Stated goal >>
Go through the lines below and copy each one that holds the string "this".

Records to process >>
## Start

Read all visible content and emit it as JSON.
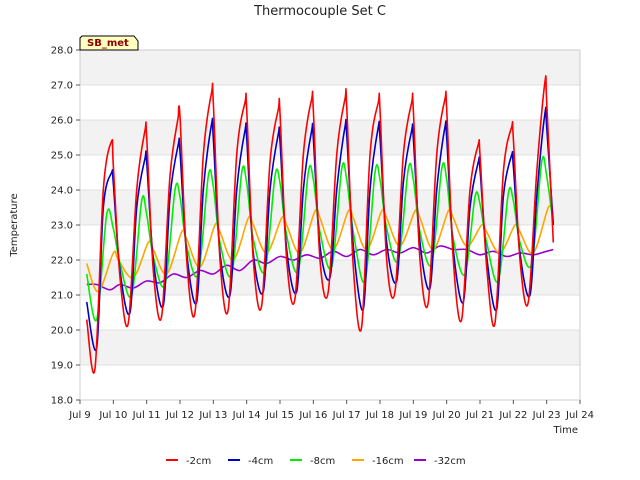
{
  "chart_data": {
    "type": "line",
    "title": "Thermocouple Set C",
    "xlabel": "Time",
    "ylabel": "Temperature",
    "badge": "SB_met",
    "xlim": [
      9,
      24
    ],
    "ylim": [
      18.0,
      28.0
    ],
    "x_ticks": [
      {
        "value": 9,
        "label": "Jul 9"
      },
      {
        "value": 10,
        "label": "Jul 10"
      },
      {
        "value": 11,
        "label": "Jul 11"
      },
      {
        "value": 12,
        "label": "Jul 12"
      },
      {
        "value": 13,
        "label": "Jul 13"
      },
      {
        "value": 14,
        "label": "Jul 14"
      },
      {
        "value": 15,
        "label": "Jul 15"
      },
      {
        "value": 16,
        "label": "Jul 16"
      },
      {
        "value": 17,
        "label": "Jul 17"
      },
      {
        "value": 18,
        "label": "Jul 18"
      },
      {
        "value": 19,
        "label": "Jul 19"
      },
      {
        "value": 20,
        "label": "Jul 20"
      },
      {
        "value": 21,
        "label": "Jul 21"
      },
      {
        "value": 22,
        "label": "Jul 22"
      },
      {
        "value": 23,
        "label": "Jul 23"
      },
      {
        "value": 24,
        "label": "Jul 24"
      }
    ],
    "y_ticks": [
      "18.0",
      "19.0",
      "20.0",
      "21.0",
      "22.0",
      "23.0",
      "24.0",
      "25.0",
      "26.0",
      "27.0",
      "28.0"
    ],
    "grid": "horizontal bands",
    "legend_position": "bottom",
    "series": [
      {
        "name": "-2cm",
        "color": "#ff0000",
        "x": [
          9.2,
          9.45,
          9.7,
          9.95,
          10.0,
          10.2,
          10.45,
          10.7,
          10.95,
          11.0,
          11.2,
          11.45,
          11.7,
          11.95,
          12.0,
          12.2,
          11.95,
          12.45,
          12.7,
          12.95,
          13.0,
          13.2,
          13.45,
          13.7,
          13.95,
          14.0,
          14.2,
          14.45,
          14.7,
          14.95,
          15.0,
          15.2,
          15.45,
          15.7,
          15.95,
          16.0,
          16.2,
          16.45,
          16.7,
          16.95,
          17.0,
          17.2,
          17.45,
          17.7,
          17.95,
          18.0,
          18.2,
          18.45,
          18.7,
          18.95,
          19.0,
          19.2,
          19.45,
          19.7,
          19.95,
          20.0,
          20.2,
          20.45,
          20.7,
          20.95,
          21.0,
          21.2,
          21.45,
          21.7,
          21.95,
          22.0,
          22.2,
          22.45,
          22.7,
          22.95,
          23.0,
          23.2
        ],
        "y": [
          20.3,
          18.9,
          24.0,
          25.4,
          24.7,
          21.5,
          20.2,
          24.0,
          25.7,
          25.5,
          21.7,
          20.4,
          24.4,
          26.1,
          26.1,
          22.0,
          26.1,
          20.5,
          25.0,
          26.8,
          26.5,
          22.0,
          20.6,
          25.0,
          26.5,
          26.3,
          22.0,
          20.7,
          24.8,
          26.3,
          26.2,
          22.0,
          20.9,
          25.0,
          26.6,
          26.3,
          22.0,
          21.1,
          25.0,
          26.6,
          26.4,
          21.8,
          20.1,
          25.0,
          26.5,
          26.3,
          22.0,
          21.1,
          25.0,
          26.5,
          26.3,
          22.0,
          20.8,
          25.0,
          26.6,
          26.3,
          22.0,
          20.3,
          24.0,
          25.3,
          25.0,
          21.8,
          20.2,
          24.5,
          25.8,
          25.5,
          22.0,
          20.8,
          24.5,
          27.1,
          26.5,
          22.5
        ]
      },
      {
        "name": "-4cm",
        "color": "#0000cc",
        "x": [
          9.2,
          9.5,
          9.7,
          9.95,
          10.0,
          10.2,
          10.5,
          10.7,
          10.95,
          11.0,
          11.2,
          11.5,
          11.7,
          11.95,
          12.0,
          12.2,
          12.5,
          12.7,
          12.95,
          13.0,
          13.2,
          13.5,
          13.7,
          13.95,
          14.0,
          14.2,
          14.5,
          14.7,
          14.95,
          15.0,
          15.2,
          15.5,
          15.7,
          15.95,
          16.0,
          16.2,
          16.5,
          16.7,
          16.95,
          17.0,
          17.2,
          17.5,
          17.7,
          17.95,
          18.0,
          18.2,
          18.5,
          18.7,
          18.95,
          19.0,
          19.2,
          19.5,
          19.7,
          19.95,
          20.0,
          20.2,
          20.5,
          20.7,
          20.95,
          21.0,
          21.2,
          21.5,
          21.7,
          21.95,
          22.0,
          22.2,
          22.5,
          22.7,
          22.95,
          23.0,
          23.2
        ],
        "y": [
          20.8,
          19.5,
          23.5,
          24.5,
          24.2,
          21.7,
          20.5,
          23.5,
          24.9,
          24.8,
          22.0,
          20.7,
          23.8,
          25.3,
          25.1,
          22.2,
          20.8,
          24.0,
          25.9,
          25.5,
          22.2,
          21.0,
          24.0,
          25.7,
          25.5,
          22.2,
          21.1,
          24.0,
          25.6,
          25.4,
          22.3,
          21.1,
          24.0,
          25.7,
          25.5,
          22.4,
          21.5,
          24.0,
          25.8,
          25.6,
          22.4,
          20.6,
          24.0,
          25.8,
          25.5,
          22.5,
          21.4,
          24.2,
          25.7,
          25.5,
          22.5,
          21.2,
          24.0,
          25.8,
          25.5,
          22.3,
          20.8,
          23.5,
          24.8,
          24.6,
          22.1,
          20.6,
          23.8,
          25.0,
          24.7,
          22.2,
          21.0,
          23.8,
          26.2,
          25.8,
          23.0
        ]
      },
      {
        "name": "-8cm",
        "color": "#00ee00",
        "x": [
          9.2,
          9.5,
          9.8,
          10.0,
          10.2,
          10.55,
          10.85,
          11.0,
          11.2,
          11.55,
          11.85,
          12.0,
          12.2,
          12.55,
          12.85,
          13.0,
          13.2,
          13.55,
          13.85,
          14.0,
          14.2,
          14.55,
          14.85,
          15.0,
          15.2,
          15.55,
          15.85,
          16.0,
          16.2,
          16.55,
          16.85,
          17.0,
          17.2,
          17.55,
          17.85,
          18.0,
          18.2,
          18.55,
          18.85,
          19.0,
          19.2,
          19.55,
          19.85,
          20.0,
          20.2,
          20.55,
          20.85,
          21.0,
          21.2,
          21.55,
          21.85,
          22.0,
          22.2,
          22.55,
          22.85,
          23.0,
          23.2
        ],
        "y": [
          21.6,
          20.3,
          23.3,
          22.9,
          21.9,
          21.0,
          23.7,
          23.3,
          22.1,
          21.3,
          24.0,
          23.8,
          22.4,
          21.6,
          24.4,
          24.1,
          22.5,
          21.6,
          24.5,
          24.2,
          22.6,
          21.7,
          24.4,
          24.2,
          22.7,
          21.7,
          24.5,
          24.3,
          22.8,
          21.8,
          24.6,
          24.3,
          22.8,
          21.4,
          24.5,
          24.3,
          22.9,
          22.0,
          24.6,
          24.3,
          22.8,
          21.9,
          24.6,
          24.3,
          22.6,
          21.6,
          23.8,
          23.6,
          22.5,
          21.4,
          23.9,
          23.7,
          22.5,
          21.9,
          24.8,
          24.4,
          23.0
        ]
      },
      {
        "name": "-16cm",
        "color": "#ffa500",
        "x": [
          9.2,
          9.55,
          10.0,
          10.15,
          10.6,
          11.05,
          11.2,
          11.6,
          12.05,
          12.2,
          12.6,
          13.05,
          13.2,
          13.6,
          14.05,
          14.2,
          14.6,
          15.05,
          15.2,
          15.6,
          16.05,
          16.2,
          16.6,
          17.05,
          17.2,
          17.6,
          18.05,
          18.2,
          18.6,
          19.05,
          19.2,
          19.6,
          20.05,
          20.2,
          20.6,
          21.05,
          21.2,
          21.6,
          22.05,
          22.2,
          22.6,
          23.05,
          23.2
        ],
        "y": [
          21.9,
          21.1,
          22.2,
          22.0,
          21.5,
          22.5,
          22.3,
          21.6,
          22.8,
          22.6,
          21.8,
          23.0,
          22.8,
          22.0,
          23.2,
          23.0,
          22.2,
          23.2,
          23.0,
          22.2,
          23.4,
          23.2,
          22.3,
          23.4,
          23.2,
          22.3,
          23.4,
          23.2,
          22.4,
          23.4,
          23.2,
          22.3,
          23.4,
          23.2,
          22.4,
          23.0,
          22.8,
          22.2,
          23.0,
          22.8,
          22.2,
          23.5,
          23.3
        ]
      },
      {
        "name": "-32cm",
        "color": "#9900cc",
        "x": [
          9.2,
          9.5,
          9.9,
          10.2,
          10.6,
          11.0,
          11.4,
          11.8,
          12.2,
          12.6,
          13.0,
          13.4,
          13.8,
          14.2,
          14.6,
          15.0,
          15.4,
          15.8,
          16.2,
          16.6,
          17.0,
          17.4,
          17.8,
          18.2,
          18.6,
          19.0,
          19.4,
          19.8,
          20.2,
          20.6,
          21.0,
          21.4,
          21.8,
          22.2,
          22.6,
          23.0,
          23.2
        ],
        "y": [
          21.3,
          21.3,
          21.15,
          21.3,
          21.2,
          21.4,
          21.35,
          21.6,
          21.5,
          21.7,
          21.6,
          21.85,
          21.7,
          22.0,
          21.9,
          22.1,
          22.0,
          22.15,
          22.05,
          22.25,
          22.1,
          22.3,
          22.15,
          22.3,
          22.2,
          22.35,
          22.2,
          22.4,
          22.3,
          22.3,
          22.15,
          22.25,
          22.1,
          22.2,
          22.15,
          22.25,
          22.3
        ]
      }
    ]
  }
}
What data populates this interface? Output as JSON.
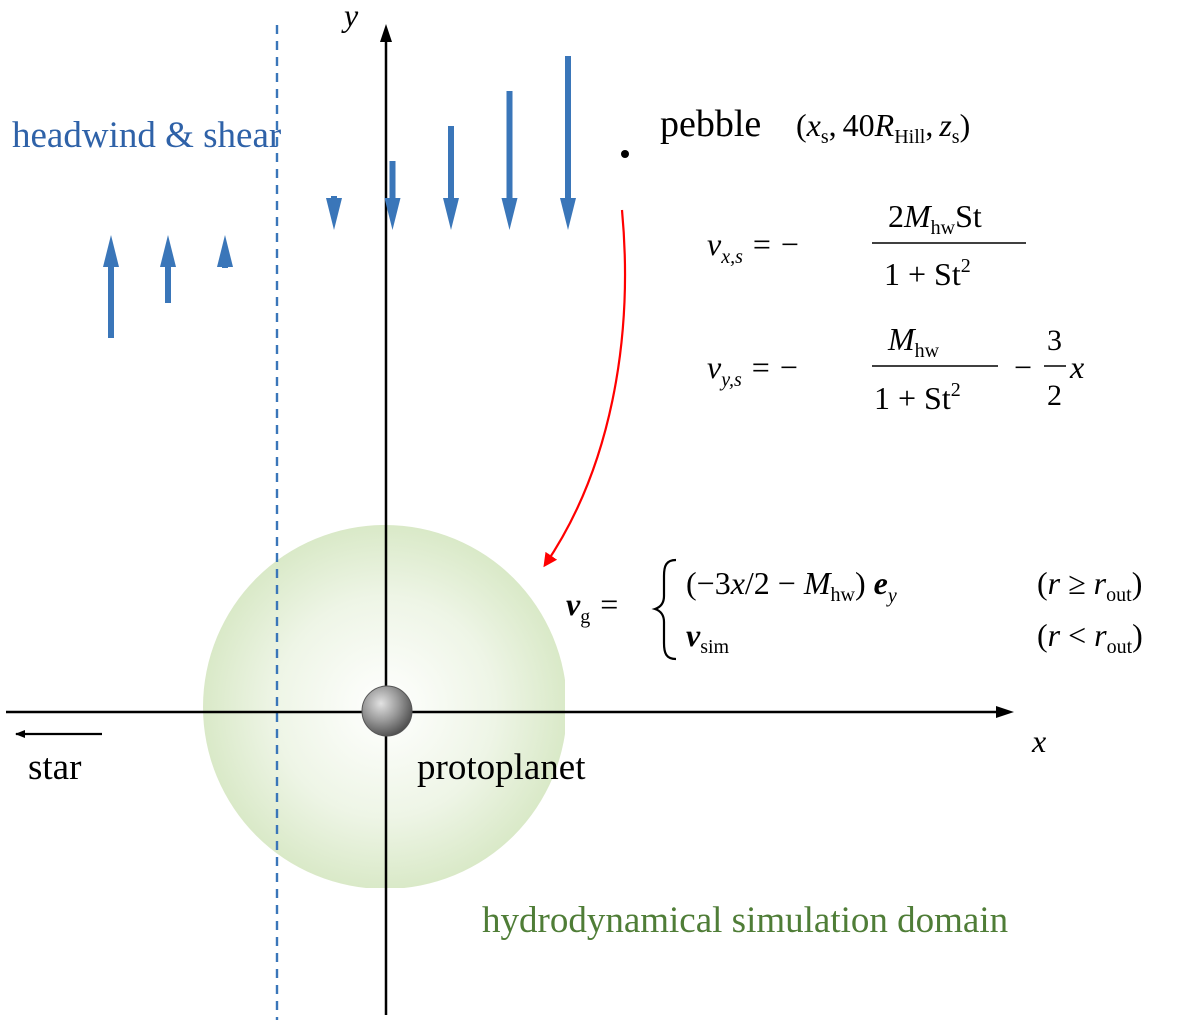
{
  "labels": {
    "y_axis": "y",
    "x_axis": "x",
    "headwind": "headwind & shear",
    "pebble": "pebble",
    "star": "star",
    "protoplanet": "protoplanet",
    "domain": "hydrodynamical simulation domain"
  },
  "equations": {
    "pebble_pos": {
      "open": "(",
      "xs_base": "x",
      "xs_sub": "s",
      "sep1": ",",
      "r_coef": "40",
      "r_base": "R",
      "r_sub": "Hill",
      "sep2": ",",
      "zs_base": "z",
      "zs_sub": "s",
      "close": ")"
    },
    "vx": {
      "lhs_base": "v",
      "lhs_sub": "x,s",
      "eq": "=",
      "sign": "−",
      "num_coef": "2",
      "num_M": "M",
      "num_M_sub": "hw",
      "num_St": "St",
      "den": "1 + St",
      "den_sup": "2"
    },
    "vy": {
      "lhs_base": "v",
      "lhs_sub": "y,s",
      "eq": "=",
      "sign": "−",
      "num_M": "M",
      "num_M_sub": "hw",
      "den": "1 + St",
      "den_sup": "2",
      "minus": "−",
      "frac2_num": "3",
      "frac2_den": "2",
      "x": "x"
    },
    "vg": {
      "lhs_base": "v",
      "lhs_sub": "g",
      "eq": "=",
      "case1_a": "(−3",
      "case1_x": "x",
      "case1_b": "/2 − ",
      "case1_M": "M",
      "case1_M_sub": "hw",
      "case1_c": ")",
      "case1_e": "e",
      "case1_e_sub": "y",
      "case2_v": "v",
      "case2_v_sub": "sim",
      "cond1_a": "(",
      "cond1_r": "r",
      "cond1_op": " ≥ ",
      "cond1_rout": "r",
      "cond1_rout_sub": "out",
      "cond1_b": ")",
      "cond2_a": "(",
      "cond2_r": "r",
      "cond2_op": " < ",
      "cond2_rout": "r",
      "cond2_rout_sub": "out",
      "cond2_b": ")"
    }
  },
  "colors": {
    "flow_arrows": "#3a76b9",
    "headwind_text": "#2f62a8",
    "domain_text": "#4f7d37",
    "domain_fill": "#d6e8c4",
    "trajectory": "#ff0000",
    "axes": "#000000"
  },
  "flow_arrows": {
    "up": [
      {
        "direction": "up",
        "strength": 3
      },
      {
        "direction": "up",
        "strength": 2
      },
      {
        "direction": "up",
        "strength": 1
      }
    ],
    "down": [
      {
        "direction": "down",
        "strength": 0
      },
      {
        "direction": "down",
        "strength": 1
      },
      {
        "direction": "down",
        "strength": 2
      },
      {
        "direction": "down",
        "strength": 3
      },
      {
        "direction": "down",
        "strength": 4
      }
    ]
  }
}
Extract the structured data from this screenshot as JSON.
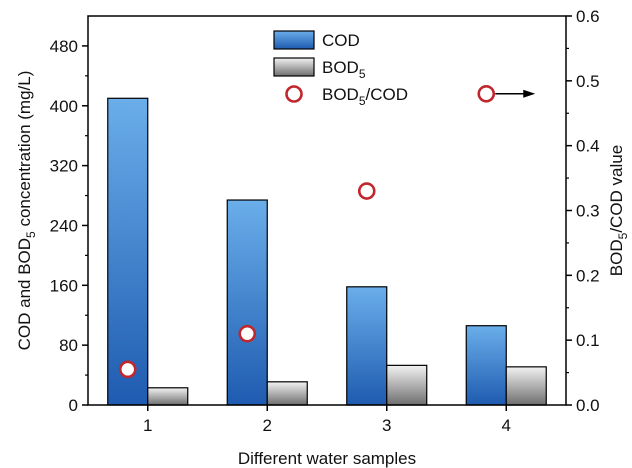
{
  "chart_data": {
    "type": "bar",
    "xlabel": "Different water samples",
    "ylabel_left": {
      "pre": "COD and BOD",
      "sub": "5",
      "post": " concentration (mg/L)"
    },
    "ylabel_right": {
      "pre": "BOD",
      "sub": "5",
      "post": "/COD value"
    },
    "categories": [
      "1",
      "2",
      "3",
      "4"
    ],
    "left_axis": {
      "min": 0,
      "max": 520,
      "ticks": [
        0,
        80,
        160,
        240,
        320,
        400,
        480
      ]
    },
    "right_axis": {
      "min": 0,
      "max": 0.6,
      "ticks": [
        "0.0",
        "0.1",
        "0.2",
        "0.3",
        "0.4",
        "0.5",
        "0.6"
      ]
    },
    "series": [
      {
        "name": "COD",
        "kind": "bar",
        "axis": "left",
        "color": "#3a7fd0",
        "values": [
          410,
          274,
          158,
          106
        ]
      },
      {
        "name": "BOD5",
        "kind": "bar",
        "axis": "left",
        "color": "#9a9a9a",
        "values": [
          23,
          31,
          53,
          51
        ]
      },
      {
        "name": "BOD5/COD",
        "kind": "scatter",
        "axis": "right",
        "marker_color": "#c0272d",
        "values": [
          0.055,
          0.11,
          0.33,
          0.48
        ]
      }
    ],
    "legend": {
      "position": "top-center",
      "items": [
        {
          "pre": "COD",
          "sub": "",
          "post": ""
        },
        {
          "pre": "BOD",
          "sub": "5",
          "post": ""
        },
        {
          "pre": "BOD",
          "sub": "5",
          "post": "/COD"
        }
      ]
    },
    "annotation": "arrow pointing right from BOD5/COD point of sample 4 toward right axis",
    "grid": false
  }
}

## End

The solution >>
What data populates this interface? Output as JSON.
Extract the structured data from this screenshot as JSON.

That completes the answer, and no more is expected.